#### 提供された抜粋
>>>>

成仏しなくて良いですか?

 「良いい話」「爆涙必至」といった惹句で誘って読ませて感動を呼んで涙を流させ、口コミを引き起こさせるような現象を狙っているなら、こういう展開はあまり適切とは言えないかもしれない。けれども、世界はそんなに優しくはなく、そして人の恨みも簡単に晴れるものではない。だとしたら、雪鳴月彦が「成仏しなくて良いですか?」(スカイハイ文庫、720円)で描いた少女の浮遊霊をめぐる除霊と調伏の物語は、実に正鵠を射たものなのかもしれない。

 主人公となるのは2人。ひとりは女子高生の菜野宮菫だけれど、実は既に死んでいて通学途中に車にはねられ命を落としただけに留まらず、その場所で悪霊になりかけていた。過去に起こった事故で死んだ者の霊が、後から来る者たちを引きずり込んでいたらしい。そうやって悪霊の連鎖に取り込まれそうになっていた菫を救ったのが、矢式森純一という男だった。

 こちらは霊媒師。ただしモグリの。腕は良いものの他の霊媒師のようには商号を登記していないため、ネットなどを通して除霊の仕事を募っていた。菫と知り合ったのもそんな仕事の現場で、祖父母に育ててもらった菫が、強く心に残っていた両親への思いから完全に悪霊かしていなかったのを見て救い、そのまま自分の事務所に居着かせる。

 そんな2人がコンビを組みように出かけていっては、アパートに現れるという女の霊を取り除き、交差点からだんだんと自分の部屋へと近づいている女の子の霊が気になるという女性の依頼も受けて事態を収める。もっとも、そのやり方がどこかドライ。あるいは薄情。アパートに現れた女の霊が、いったいどうして霊になったかちった事情など聞かず、聞くこともできないと判断してそのまま霊気でき飛ばし、雲散霧消させる。

 交差点から近づいてくる少女の霊とは話ができたようだけれど、その事故の時に母親もいっしょに死んでいて、目の前で娘が車に踏み潰される様を見て激しく動揺して悪霊となって今もなお事故を起こし続けていることが分かる。娘からは母親といっしょにいたいという願いが出ても、悪霊かして自意識など存在していない母親は救えない。けれどもそうは言わず、一緒の所に行けると嘘をついて母親を霊気によって吹き飛ばし、娘は母親のところに送ってあげるといって成仏させる。

<<<<

#### 記述問題
『成仏しなくて良いですか?』の書評を、最後の文の後から続けて書いてください。 この後に置かれた行データは、この作業には使いません。

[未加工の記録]

>>>>

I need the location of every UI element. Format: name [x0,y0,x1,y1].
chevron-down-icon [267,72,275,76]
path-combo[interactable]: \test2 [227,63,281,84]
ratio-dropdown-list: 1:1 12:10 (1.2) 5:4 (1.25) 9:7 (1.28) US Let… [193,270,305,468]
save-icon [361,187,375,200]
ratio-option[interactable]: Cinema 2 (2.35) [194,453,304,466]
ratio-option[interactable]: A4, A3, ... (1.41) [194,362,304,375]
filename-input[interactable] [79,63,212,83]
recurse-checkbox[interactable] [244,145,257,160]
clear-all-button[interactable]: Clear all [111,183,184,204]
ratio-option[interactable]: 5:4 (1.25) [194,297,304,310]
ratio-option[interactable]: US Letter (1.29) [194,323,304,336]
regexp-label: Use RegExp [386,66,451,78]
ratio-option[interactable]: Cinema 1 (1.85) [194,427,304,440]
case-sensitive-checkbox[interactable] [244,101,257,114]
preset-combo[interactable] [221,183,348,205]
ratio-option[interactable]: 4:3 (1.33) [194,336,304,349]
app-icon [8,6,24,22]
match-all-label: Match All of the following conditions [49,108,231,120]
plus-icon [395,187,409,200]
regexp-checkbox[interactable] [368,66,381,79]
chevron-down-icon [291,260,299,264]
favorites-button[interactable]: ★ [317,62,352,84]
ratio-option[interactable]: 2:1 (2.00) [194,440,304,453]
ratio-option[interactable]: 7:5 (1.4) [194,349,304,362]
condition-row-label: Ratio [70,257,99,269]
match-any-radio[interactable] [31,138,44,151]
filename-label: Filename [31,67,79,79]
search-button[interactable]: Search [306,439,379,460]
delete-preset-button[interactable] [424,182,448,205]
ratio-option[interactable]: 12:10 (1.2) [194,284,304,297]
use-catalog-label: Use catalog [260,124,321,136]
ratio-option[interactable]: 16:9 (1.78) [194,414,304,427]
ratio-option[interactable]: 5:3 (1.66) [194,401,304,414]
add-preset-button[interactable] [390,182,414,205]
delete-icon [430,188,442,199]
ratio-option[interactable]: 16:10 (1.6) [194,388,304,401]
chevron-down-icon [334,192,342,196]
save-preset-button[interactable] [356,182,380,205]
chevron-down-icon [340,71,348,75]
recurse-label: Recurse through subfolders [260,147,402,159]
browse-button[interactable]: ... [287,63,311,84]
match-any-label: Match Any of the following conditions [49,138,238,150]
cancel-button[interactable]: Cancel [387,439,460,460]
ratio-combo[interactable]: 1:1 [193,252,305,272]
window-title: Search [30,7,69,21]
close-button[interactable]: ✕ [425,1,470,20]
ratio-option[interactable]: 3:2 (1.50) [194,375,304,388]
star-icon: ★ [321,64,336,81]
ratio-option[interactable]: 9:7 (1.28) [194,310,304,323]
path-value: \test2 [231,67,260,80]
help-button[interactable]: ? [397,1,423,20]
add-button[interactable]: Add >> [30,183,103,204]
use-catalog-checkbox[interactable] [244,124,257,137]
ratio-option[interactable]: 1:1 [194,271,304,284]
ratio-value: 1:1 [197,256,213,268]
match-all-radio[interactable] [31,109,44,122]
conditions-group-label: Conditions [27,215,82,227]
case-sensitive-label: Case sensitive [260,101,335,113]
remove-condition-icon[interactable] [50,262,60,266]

<<<<

#### 課題の解答
 感動を誘うならば悪霊であっても特殊な霊気によって正気に返った母親が、娘と体面を果たして共に極楽浄土へと向かう展開にするだろう。けれどもそうはならない。悪霊は悪霊でそうでない霊はそうでないものとして区別し、それぞれに相応しい扱いをする。そこがとても面白い。薄情との非難も出そうだけれど、悪霊になりかけていた菫は何人もの命を引きずり込んでいたはず。それを責めず戻って来れば正面から受け止めるところに、ドライであるが故の優しさめいたものもうかがえる。

 そして物語は、菫の両親にまつわる事件を調査するべく山奥へと向かう。矢式森だけでなく、こちらは正規に霊媒師をやっている棚藻怜花という女性も参加しての探索は、菫がまだ赤ん坊だった頃に起こった両親を失った壮絶な過去が暴かれ、それがどういった過程で起こったが推察されていく。最初は普通の幸せな家庭。両親がいて菫がいて居候していた菫には叔父にあたる青年が暮らしていたその家が、どうして凄惨な殺人の現場となってしまったのか? 人がこの世界で暮らしていく上ではらうべき注意の存在が見えてくる。

 一方で、今なお深く激しく残った死者たちの情念によって、矢式森も怜花も追い詰められていく。ともに決して弱い訳ではないにも関わらず、強すぎる相手に対してまるでなすすべがないといった体。秘められた力が発動してギリギリのところで勝利を得るような逆転のドラマ、俺TUEEEのカタルシスを入れないところにも作者のドライさが感じられる。  ただ、それでは終わってしまうところをどうにか勝利、というより引き分けへと持って行くところも巧い。まだ幼かった菫を思っての両親のある振る舞いが、家に悪い気を溜てしまって無関係だった人間を染めてしまい起こった悲劇だったと知って、菫が何を思ったのかといった点にも興味が及ぶ。一種の未練として残させることで、菫をまだまだ現世に留まらせ、物語を続けさせようとしのかもしれない。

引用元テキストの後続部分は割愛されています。